■ **Set exercise**
Return all the entries exactly, keeping pictures out.

■ **Input records**
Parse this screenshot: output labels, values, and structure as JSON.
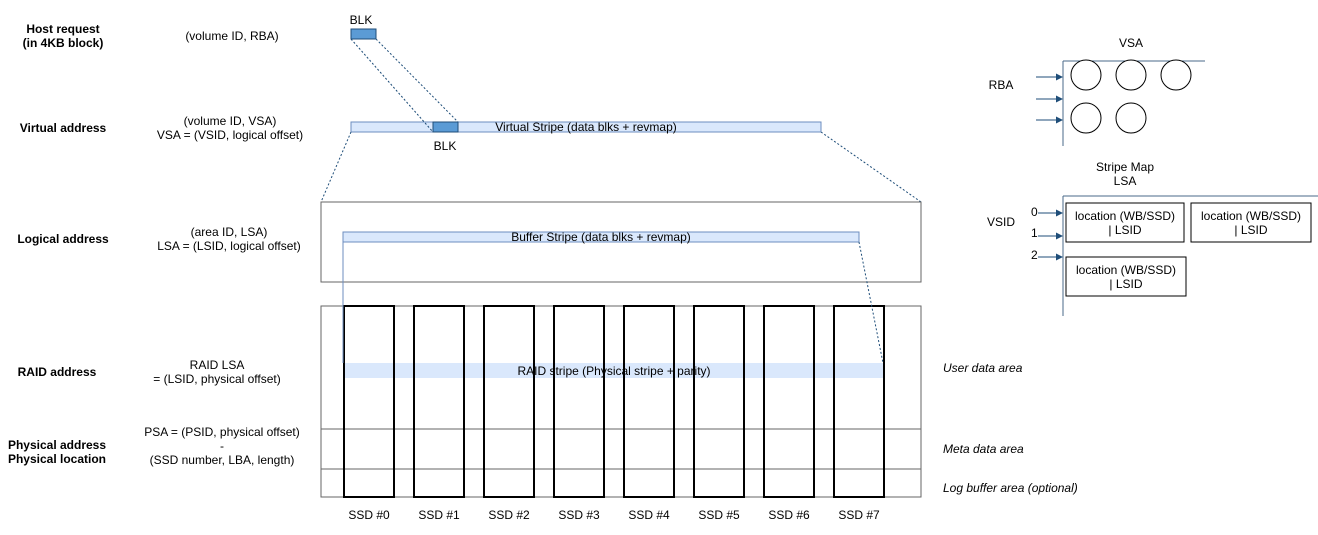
{
  "levels": [
    {
      "label_lines": [
        "Host request",
        "(in 4KB block)"
      ],
      "format_lines": [
        "(volume ID, RBA)"
      ]
    },
    {
      "label_lines": [
        "Virtual address"
      ],
      "format_lines": [
        "(volume ID, VSA)",
        "VSA = (VSID, logical offset)"
      ]
    },
    {
      "label_lines": [
        "Logical address"
      ],
      "format_lines": [
        "(area ID, LSA)",
        "LSA = (LSID, logical offset)"
      ]
    },
    {
      "label_lines": [
        "RAID address"
      ],
      "format_lines": [
        "RAID LSA",
        "= (LSID, physical offset)"
      ]
    },
    {
      "label_lines": [
        "Physical address",
        "Physical location"
      ],
      "format_lines": [
        "PSA = (PSID, physical offset)",
        "-",
        "(SSD number, LBA, length)"
      ]
    }
  ],
  "blk_label": "BLK",
  "stripes": {
    "virtual": "Virtual Stripe (data blks + revmap)",
    "buffer": "Buffer Stripe (data blks + revmap)",
    "raid": "RAID stripe (Physical stripe + parity)"
  },
  "areas": [
    "User data area",
    "Meta data area",
    "Log buffer area (optional)"
  ],
  "ssds": [
    "SSD #0",
    "SSD #1",
    "SSD #2",
    "SSD #3",
    "SSD #4",
    "SSD #5",
    "SSD #6",
    "SSD #7"
  ],
  "vsa_map": {
    "title": "VSA",
    "axis_label": "RBA",
    "row_circles": [
      3,
      2
    ]
  },
  "stripe_map": {
    "title_lines": [
      "Stripe Map",
      "LSA"
    ],
    "axis_label": "VSID",
    "row_labels": [
      "0",
      "1",
      "2"
    ],
    "entry_lines": [
      "location (WB/SSD)",
      "| LSID"
    ]
  },
  "colors": {
    "stripe_fill": "#dae8fc",
    "stripe_stroke": "#6c8ebf",
    "blk_fill": "#5b9bd5",
    "arrow": "#1f4e79",
    "link": "#1f4e79"
  }
}
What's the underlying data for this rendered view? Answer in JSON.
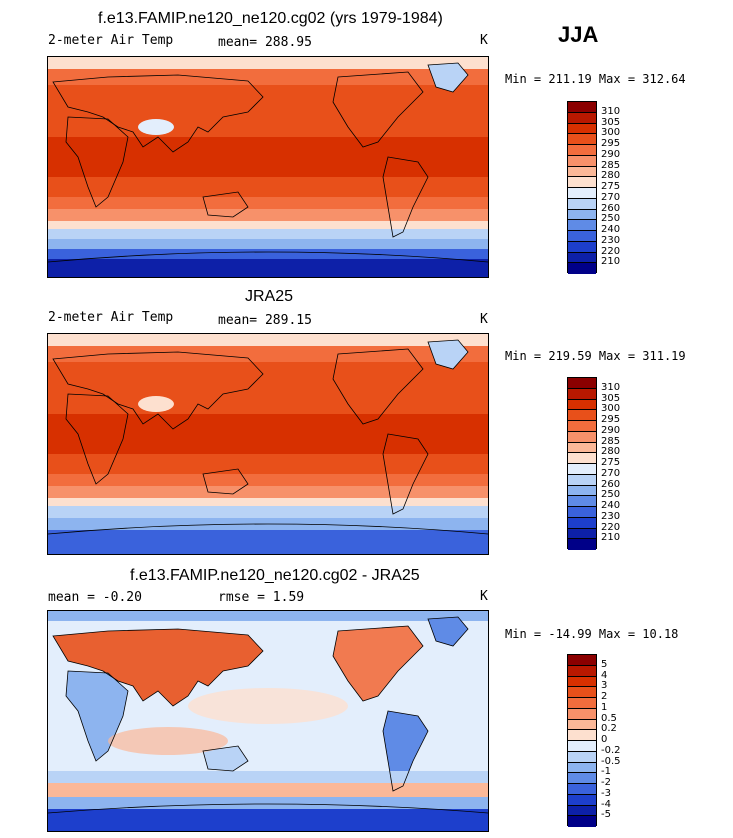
{
  "season": "JJA",
  "panels": [
    {
      "title": "f.e13.FAMIP.ne120_ne120.cg02 (yrs 1979-1984)",
      "left_label": "2-meter Air Temp",
      "mean_label": "mean= 288.95",
      "unit": "K",
      "minmax": "Min = 211.19 Max = 312.64"
    },
    {
      "title": "JRA25",
      "left_label": "2-meter Air Temp",
      "mean_label": "mean= 289.15",
      "unit": "K",
      "minmax": "Min = 219.59 Max = 311.19"
    },
    {
      "title": "f.e13.FAMIP.ne120_ne120.cg02 - JRA25",
      "left_label": "mean =   -0.20",
      "mean_label": "rmse =   1.59",
      "unit": "K",
      "minmax": "Min = -14.99 Max =  10.18"
    }
  ],
  "colorbars": {
    "temp": {
      "labels": [
        "310",
        "305",
        "300",
        "295",
        "290",
        "285",
        "280",
        "275",
        "270",
        "260",
        "250",
        "240",
        "230",
        "220",
        "210"
      ],
      "colors": [
        "#8b0000",
        "#b81800",
        "#d73000",
        "#e8501a",
        "#f26d3d",
        "#f7916a",
        "#fbb898",
        "#fde0cf",
        "#e3eefc",
        "#b9d3f6",
        "#8db4ef",
        "#5f8be6",
        "#3a62dc",
        "#1d3fcc",
        "#0d20a8",
        "#000088"
      ]
    },
    "diff": {
      "labels": [
        "5",
        "4",
        "3",
        "2",
        "1",
        "0.5",
        "0.2",
        "0",
        "-0.2",
        "-0.5",
        "-1",
        "-2",
        "-3",
        "-4",
        "-5"
      ],
      "colors": [
        "#8b0000",
        "#b81800",
        "#d73000",
        "#e8501a",
        "#f26d3d",
        "#f7916a",
        "#fbb898",
        "#fde0cf",
        "#e3eefc",
        "#b9d3f6",
        "#8db4ef",
        "#5f8be6",
        "#3a62dc",
        "#1d3fcc",
        "#0d20a8",
        "#000088"
      ]
    }
  }
}
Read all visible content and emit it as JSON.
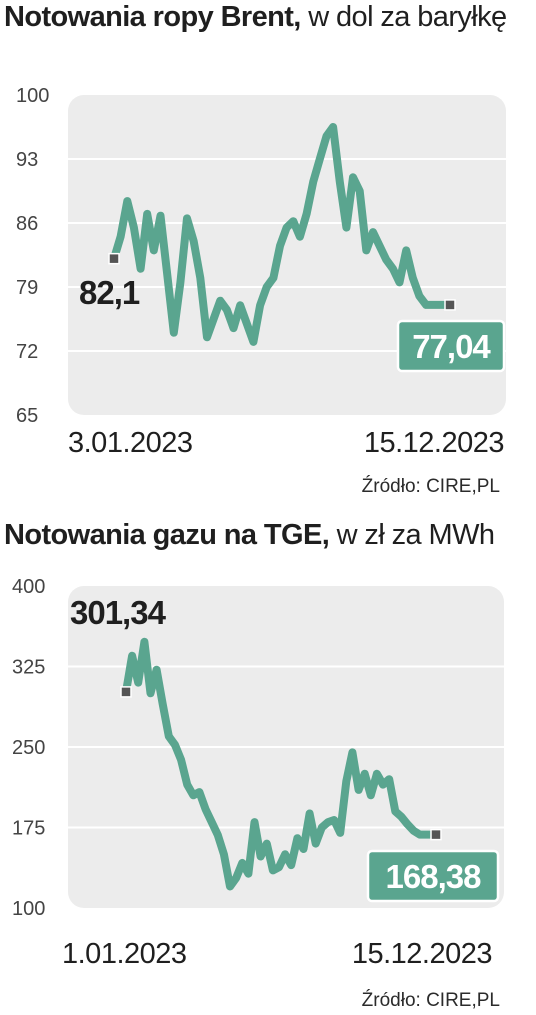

■ **Expected output**
Parse this screenshot: output labels, values, and structure as JSON.
{
  "levels": [
    {
      "label_lines": [
        "Host request",
        "(in 4KB block)"
      ],
      "format_lines": [
        "(volume ID, RBA)"
      ]
    },
    {
      "label_lines": [
        "Virtual address"
      ],
      "format_lines": [
        "(volume ID, VSA)",
        "VSA = (VSID, logical offset)"
      ]
    },
    {
      "label_lines": [
        "Logical address"
      ],
      "format_lines": [
        "(area ID, LSA)",
        "LSA = (LSID, logical offset)"
      ]
    },
    {
      "label_lines": [
        "RAID address"
      ],
      "format_lines": [
        "RAID LSA",
        "= (LSID, physical offset)"
      ]
    },
    {
      "label_lines": [
        "Physical address",
        "Physical location"
      ],
      "format_lines": [
        "PSA = (PSID, physical offset)",
        "-",
        "(SSD number, LBA, length)"
      ]
    }
  ],
  "blk_label": "BLK",
  "stripes": {
    "virtual": "Virtual Stripe (data blks + revmap)",
    "buffer": "Buffer Stripe (data blks + revmap)",
    "raid": "RAID stripe (Physical stripe + parity)"
  },
  "areas": [
    "User data area",
    "Meta data area",
    "Log buffer area (optional)"
  ],
  "ssds": [
    "SSD #0",
    "SSD #1",
    "SSD #2",
    "SSD #3",
    "SSD #4",
    "SSD #5",
    "SSD #6",
    "SSD #7"
  ],
  "vsa_map": {
    "title": "VSA",
    "axis_label": "RBA",
    "row_circles": [
      3,
      2
    ]
  },
  "stripe_map": {
    "title_lines": [
      "Stripe Map",
      "LSA"
    ],
    "axis_label": "VSID",
    "row_labels": [
      "0",
      "1",
      "2"
    ],
    "entry_lines": [
      "location (WB/SSD)",
      "| LSID"
    ]
  },
  "colors": {
    "stripe_fill": "#dae8fc",
    "stripe_stroke": "#6c8ebf",
    "blk_fill": "#5b9bd5",
    "arrow": "#1f4e79",
    "link": "#1f4e79"
  }
}
What's the underlying data for this rendered view? Answer in JSON.
{
  "season": "JJA",
  "panels": [
    {
      "title": "f.e13.FAMIP.ne120_ne120.cg02 (yrs 1979-1984)",
      "left_label": "2-meter Air Temp",
      "mean_label": "mean= 288.95",
      "unit": "K",
      "minmax": "Min = 211.19 Max = 312.64"
    },
    {
      "title": "JRA25",
      "left_label": "2-meter Air Temp",
      "mean_label": "mean= 289.15",
      "unit": "K",
      "minmax": "Min = 219.59 Max = 311.19"
    },
    {
      "title": "f.e13.FAMIP.ne120_ne120.cg02 - JRA25",
      "left_label": "mean =   -0.20",
      "mean_label": "rmse =   1.59",
      "unit": "K",
      "minmax": "Min = -14.99 Max =  10.18"
    }
  ],
  "colorbars": {
    "temp": {
      "labels": [
        "310",
        "305",
        "300",
        "295",
        "290",
        "285",
        "280",
        "275",
        "270",
        "260",
        "250",
        "240",
        "230",
        "220",
        "210"
      ],
      "colors": [
        "#8b0000",
        "#b81800",
        "#d73000",
        "#e8501a",
        "#f26d3d",
        "#f7916a",
        "#fbb898",
        "#fde0cf",
        "#e3eefc",
        "#b9d3f6",
        "#8db4ef",
        "#5f8be6",
        "#3a62dc",
        "#1d3fcc",
        "#0d20a8",
        "#000088"
      ]
    },
    "diff": {
      "labels": [
        "5",
        "4",
        "3",
        "2",
        "1",
        "0.5",
        "0.2",
        "0",
        "-0.2",
        "-0.5",
        "-1",
        "-2",
        "-3",
        "-4",
        "-5"
      ],
      "colors": [
        "#8b0000",
        "#b81800",
        "#d73000",
        "#e8501a",
        "#f26d3d",
        "#f7916a",
        "#fbb898",
        "#fde0cf",
        "#e3eefc",
        "#b9d3f6",
        "#8db4ef",
        "#5f8be6",
        "#3a62dc",
        "#1d3fcc",
        "#0d20a8",
        "#000088"
      ]
    }
  }
}
Read all visible content and emit it as JSON.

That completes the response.